[Exercise]:
Format the lines of the data below, from the line containing "candlestick [73, 133, 81, 175]" through the line containing "candlestick [921, 457, 928, 493]", inclusive, as a Markdown table with the columns Row and Line. Give each line a row number and leave out any blank lines.

········

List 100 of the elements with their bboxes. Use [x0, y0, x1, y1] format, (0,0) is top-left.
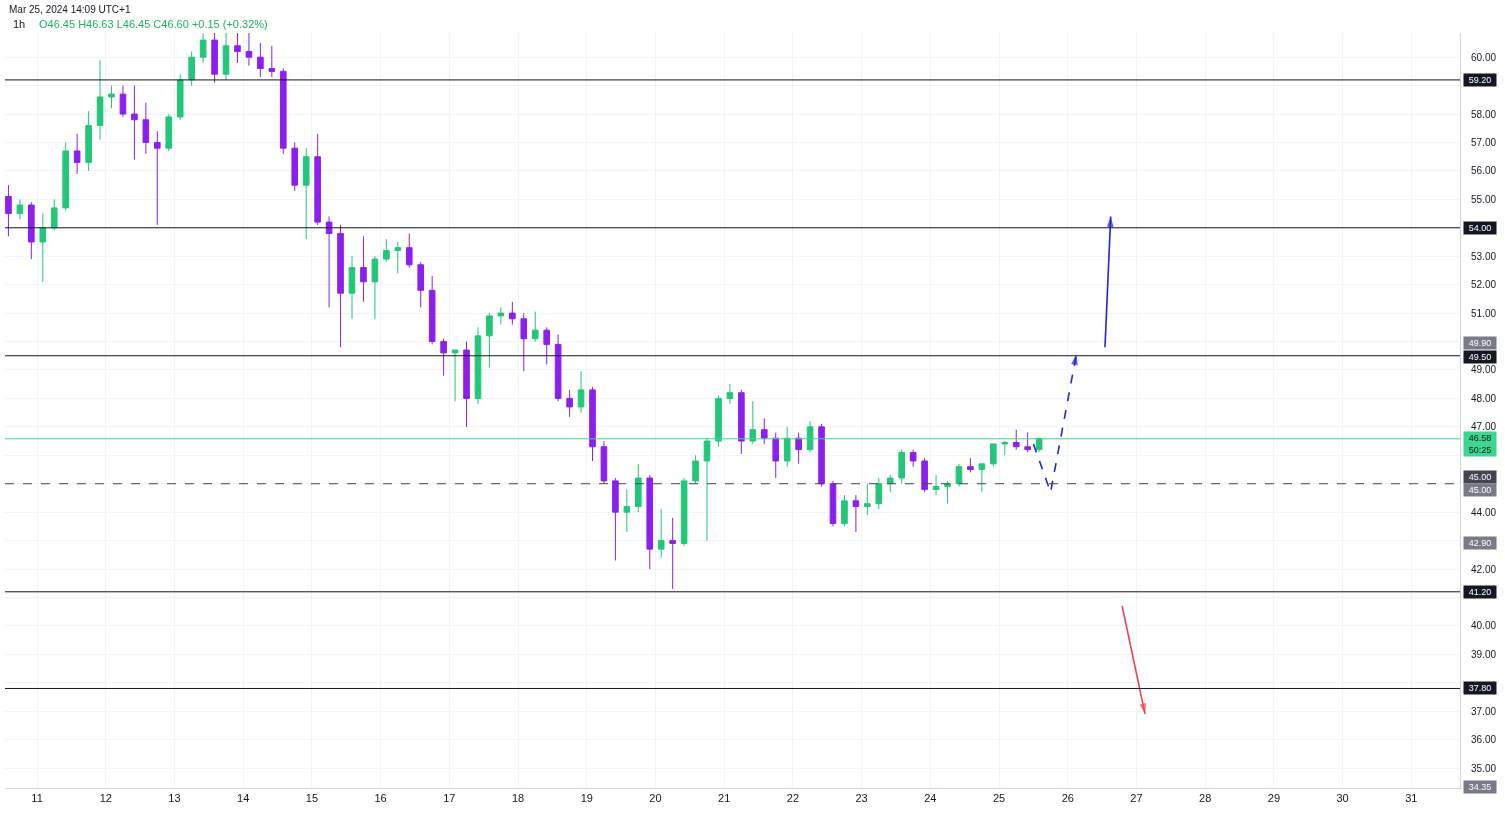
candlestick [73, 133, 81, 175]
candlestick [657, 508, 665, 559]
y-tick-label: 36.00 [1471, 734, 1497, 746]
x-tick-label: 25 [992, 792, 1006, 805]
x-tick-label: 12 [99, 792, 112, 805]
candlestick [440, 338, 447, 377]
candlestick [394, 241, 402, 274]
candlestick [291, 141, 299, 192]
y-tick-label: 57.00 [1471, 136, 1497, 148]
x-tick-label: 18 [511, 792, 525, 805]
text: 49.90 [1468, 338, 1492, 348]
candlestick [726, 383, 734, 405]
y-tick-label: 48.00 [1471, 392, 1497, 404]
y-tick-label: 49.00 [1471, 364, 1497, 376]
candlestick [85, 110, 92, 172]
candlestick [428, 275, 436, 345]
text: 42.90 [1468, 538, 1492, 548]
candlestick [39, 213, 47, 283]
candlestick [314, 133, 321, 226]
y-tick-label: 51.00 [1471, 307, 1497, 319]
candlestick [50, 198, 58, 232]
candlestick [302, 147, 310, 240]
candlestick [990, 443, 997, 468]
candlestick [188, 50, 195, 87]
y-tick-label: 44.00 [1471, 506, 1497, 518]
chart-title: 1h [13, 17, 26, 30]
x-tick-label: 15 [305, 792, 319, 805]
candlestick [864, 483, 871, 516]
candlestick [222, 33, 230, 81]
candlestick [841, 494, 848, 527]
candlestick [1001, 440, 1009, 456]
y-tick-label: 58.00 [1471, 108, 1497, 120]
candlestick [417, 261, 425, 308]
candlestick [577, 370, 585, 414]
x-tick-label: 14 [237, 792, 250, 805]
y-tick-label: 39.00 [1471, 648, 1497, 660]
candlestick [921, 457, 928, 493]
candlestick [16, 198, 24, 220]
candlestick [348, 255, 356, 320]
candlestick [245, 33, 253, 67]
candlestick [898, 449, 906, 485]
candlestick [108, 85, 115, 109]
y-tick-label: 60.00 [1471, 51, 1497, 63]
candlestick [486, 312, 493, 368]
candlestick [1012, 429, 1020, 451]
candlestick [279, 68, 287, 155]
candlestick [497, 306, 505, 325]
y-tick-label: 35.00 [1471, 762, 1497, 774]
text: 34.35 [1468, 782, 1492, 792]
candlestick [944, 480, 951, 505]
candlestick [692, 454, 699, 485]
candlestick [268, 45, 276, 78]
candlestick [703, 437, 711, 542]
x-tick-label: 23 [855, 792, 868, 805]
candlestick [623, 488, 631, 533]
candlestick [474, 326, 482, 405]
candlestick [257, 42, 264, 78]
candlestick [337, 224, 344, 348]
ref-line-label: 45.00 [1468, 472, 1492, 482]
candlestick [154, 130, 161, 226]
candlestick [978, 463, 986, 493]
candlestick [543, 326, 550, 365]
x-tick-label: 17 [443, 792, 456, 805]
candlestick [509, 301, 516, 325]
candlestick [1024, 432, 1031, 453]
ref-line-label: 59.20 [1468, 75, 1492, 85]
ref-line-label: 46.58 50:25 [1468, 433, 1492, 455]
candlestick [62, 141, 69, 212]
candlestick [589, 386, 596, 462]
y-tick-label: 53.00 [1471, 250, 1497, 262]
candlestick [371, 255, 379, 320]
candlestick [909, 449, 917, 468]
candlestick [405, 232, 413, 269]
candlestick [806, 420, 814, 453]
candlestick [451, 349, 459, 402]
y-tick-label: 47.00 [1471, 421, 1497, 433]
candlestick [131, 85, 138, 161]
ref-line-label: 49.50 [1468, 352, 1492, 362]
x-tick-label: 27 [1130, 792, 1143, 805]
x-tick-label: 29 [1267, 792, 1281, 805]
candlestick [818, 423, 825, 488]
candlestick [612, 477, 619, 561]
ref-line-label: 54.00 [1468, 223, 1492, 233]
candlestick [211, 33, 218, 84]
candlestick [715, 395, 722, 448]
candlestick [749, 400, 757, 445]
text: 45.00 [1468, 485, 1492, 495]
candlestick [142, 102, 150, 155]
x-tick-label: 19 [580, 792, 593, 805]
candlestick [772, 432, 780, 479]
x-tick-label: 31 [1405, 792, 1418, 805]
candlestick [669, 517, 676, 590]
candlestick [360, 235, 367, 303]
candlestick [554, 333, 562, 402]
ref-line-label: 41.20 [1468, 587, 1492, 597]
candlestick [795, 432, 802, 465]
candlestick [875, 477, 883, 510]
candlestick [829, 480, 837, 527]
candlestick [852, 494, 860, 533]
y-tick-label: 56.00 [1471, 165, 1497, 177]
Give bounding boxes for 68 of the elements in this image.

········

[The result]:
| Row | Line |
|---|---|
| 1 | candlestick [73, 133, 81, 175] |
| 2 | candlestick [657, 508, 665, 559] |
| 3 | y-tick-label: 36.00 [1471, 734, 1497, 746] |
| 4 | x-tick-label: 25 [992, 792, 1006, 805] |
| 5 | x-tick-label: 12 [99, 792, 112, 805] |
| 6 | candlestick [440, 338, 447, 377] |
| 7 | candlestick [394, 241, 402, 274] |
| 8 | candlestick [291, 141, 299, 192] |
| 9 | y-tick-label: 57.00 [1471, 136, 1497, 148] |
| 10 | x-tick-label: 18 [511, 792, 525, 805] |
| 11 | text: 49.90 [1468, 338, 1492, 348] |
| 12 | candlestick [726, 383, 734, 405] |
| 13 | y-tick-label: 48.00 [1471, 392, 1497, 404] |
| 14 | y-tick-label: 49.00 [1471, 364, 1497, 376] |
| 15 | candlestick [85, 110, 92, 172] |
| 16 | candlestick [428, 275, 436, 345] |
| 17 | text: 42.90 [1468, 538, 1492, 548] |
| 18 | candlestick [39, 213, 47, 283] |
| 19 | candlestick [314, 133, 321, 226] |
| 20 | y-tick-label: 51.00 [1471, 307, 1497, 319] |
| 21 | candlestick [50, 198, 58, 232] |
| 22 | candlestick [302, 147, 310, 240] |
| 23 | candlestick [990, 443, 997, 468] |
| 24 | candlestick [188, 50, 195, 87] |
| 25 | y-tick-label: 44.00 [1471, 506, 1497, 518] |
| 26 | chart-title: 1h [13, 17, 26, 30] |
| 27 | x-tick-label: 15 [305, 792, 319, 805] |
| 28 | candlestick [864, 483, 871, 516] |
| 29 | candlestick [222, 33, 230, 81] |
| 30 | candlestick [841, 494, 848, 527] |
| 31 | candlestick [1001, 440, 1009, 456] |
| 32 | y-tick-label: 58.00 [1471, 108, 1497, 120] |
| 33 | candlestick [417, 261, 425, 308] |
| 34 | candlestick [577, 370, 585, 414] |
| 35 | x-tick-label: 14 [237, 792, 250, 805] |
| 36 | y-tick-label: 39.00 [1471, 648, 1497, 660] |
| 37 | candlestick [921, 457, 928, 493] |